Copy every line of the listing exactly.

- - -

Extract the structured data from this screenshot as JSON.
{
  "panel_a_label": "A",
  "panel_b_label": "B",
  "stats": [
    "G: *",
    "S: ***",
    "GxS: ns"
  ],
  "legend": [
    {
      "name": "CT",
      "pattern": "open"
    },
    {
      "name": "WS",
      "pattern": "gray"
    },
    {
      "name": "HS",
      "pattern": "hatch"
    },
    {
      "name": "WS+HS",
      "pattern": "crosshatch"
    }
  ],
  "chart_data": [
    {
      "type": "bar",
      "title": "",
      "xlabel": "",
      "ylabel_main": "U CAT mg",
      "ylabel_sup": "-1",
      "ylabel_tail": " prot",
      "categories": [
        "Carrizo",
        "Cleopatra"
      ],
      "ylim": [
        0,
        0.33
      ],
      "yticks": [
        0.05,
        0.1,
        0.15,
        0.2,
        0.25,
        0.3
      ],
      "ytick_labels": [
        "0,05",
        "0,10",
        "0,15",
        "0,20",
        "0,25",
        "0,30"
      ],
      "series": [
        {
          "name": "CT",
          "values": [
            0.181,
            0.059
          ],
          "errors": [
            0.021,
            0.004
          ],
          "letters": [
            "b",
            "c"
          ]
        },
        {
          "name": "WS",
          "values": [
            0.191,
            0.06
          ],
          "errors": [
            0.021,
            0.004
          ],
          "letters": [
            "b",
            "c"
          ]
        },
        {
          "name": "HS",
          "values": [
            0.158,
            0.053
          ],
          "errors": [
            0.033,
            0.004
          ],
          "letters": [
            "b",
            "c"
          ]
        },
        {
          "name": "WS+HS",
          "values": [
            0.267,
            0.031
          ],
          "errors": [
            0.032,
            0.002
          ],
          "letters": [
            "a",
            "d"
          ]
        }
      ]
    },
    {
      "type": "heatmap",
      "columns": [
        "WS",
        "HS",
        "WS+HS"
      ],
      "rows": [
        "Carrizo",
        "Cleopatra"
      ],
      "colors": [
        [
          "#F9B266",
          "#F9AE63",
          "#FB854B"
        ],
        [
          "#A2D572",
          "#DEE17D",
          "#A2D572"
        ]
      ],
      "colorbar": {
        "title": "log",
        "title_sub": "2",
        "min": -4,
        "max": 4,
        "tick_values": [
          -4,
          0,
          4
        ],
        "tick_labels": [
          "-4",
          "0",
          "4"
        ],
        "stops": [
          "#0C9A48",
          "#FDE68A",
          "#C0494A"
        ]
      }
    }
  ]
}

- - -

Task answer >>
Extract the structured data from this screenshot as JSON.
{
  "panel_a_label": "A",
  "panel_b_label": "B",
  "stats": [
    "G: *",
    "S: ***",
    "GxS: ns"
  ],
  "legend": [
    {
      "name": "CT",
      "pattern": "open"
    },
    {
      "name": "WS",
      "pattern": "gray"
    },
    {
      "name": "HS",
      "pattern": "hatch"
    },
    {
      "name": "WS+HS",
      "pattern": "crosshatch"
    }
  ],
  "chart_data": [
    {
      "type": "bar",
      "title": "",
      "xlabel": "",
      "ylabel_main": "U CAT mg",
      "ylabel_sup": "-1",
      "ylabel_tail": " prot",
      "categories": [
        "Carrizo",
        "Cleopatra"
      ],
      "ylim": [
        0,
        0.33
      ],
      "yticks": [
        0.05,
        0.1,
        0.15,
        0.2,
        0.25,
        0.3
      ],
      "ytick_labels": [
        "0,05",
        "0,10",
        "0,15",
        "0,20",
        "0,25",
        "0,30"
      ],
      "series": [
        {
          "name": "CT",
          "values": [
            0.181,
            0.059
          ],
          "errors": [
            0.021,
            0.004
          ],
          "letters": [
            "b",
            "c"
          ]
        },
        {
          "name": "WS",
          "values": [
            0.191,
            0.06
          ],
          "errors": [
            0.021,
            0.004
          ],
          "letters": [
            "b",
            "c"
          ]
        },
        {
          "name": "HS",
          "values": [
            0.158,
            0.053
          ],
          "errors": [
            0.033,
            0.004
          ],
          "letters": [
            "b",
            "c"
          ]
        },
        {
          "name": "WS+HS",
          "values": [
            0.267,
            0.031
          ],
          "errors": [
            0.032,
            0.002
          ],
          "letters": [
            "a",
            "d"
          ]
        }
      ]
    },
    {
      "type": "heatmap",
      "columns": [
        "WS",
        "HS",
        "WS+HS"
      ],
      "rows": [
        "Carrizo",
        "Cleopatra"
      ],
      "colors": [
        [
          "#F9B266",
          "#F9AE63",
          "#FB854B"
        ],
        [
          "#A2D572",
          "#DEE17D",
          "#A2D572"
        ]
      ],
      "colorbar": {
        "title": "log",
        "title_sub": "2",
        "min": -4,
        "max": 4,
        "tick_values": [
          -4,
          0,
          4
        ],
        "tick_labels": [
          "-4",
          "0",
          "4"
        ],
        "stops": [
          "#0C9A48",
          "#FDE68A",
          "#C0494A"
        ]
      }
    }
  ]
}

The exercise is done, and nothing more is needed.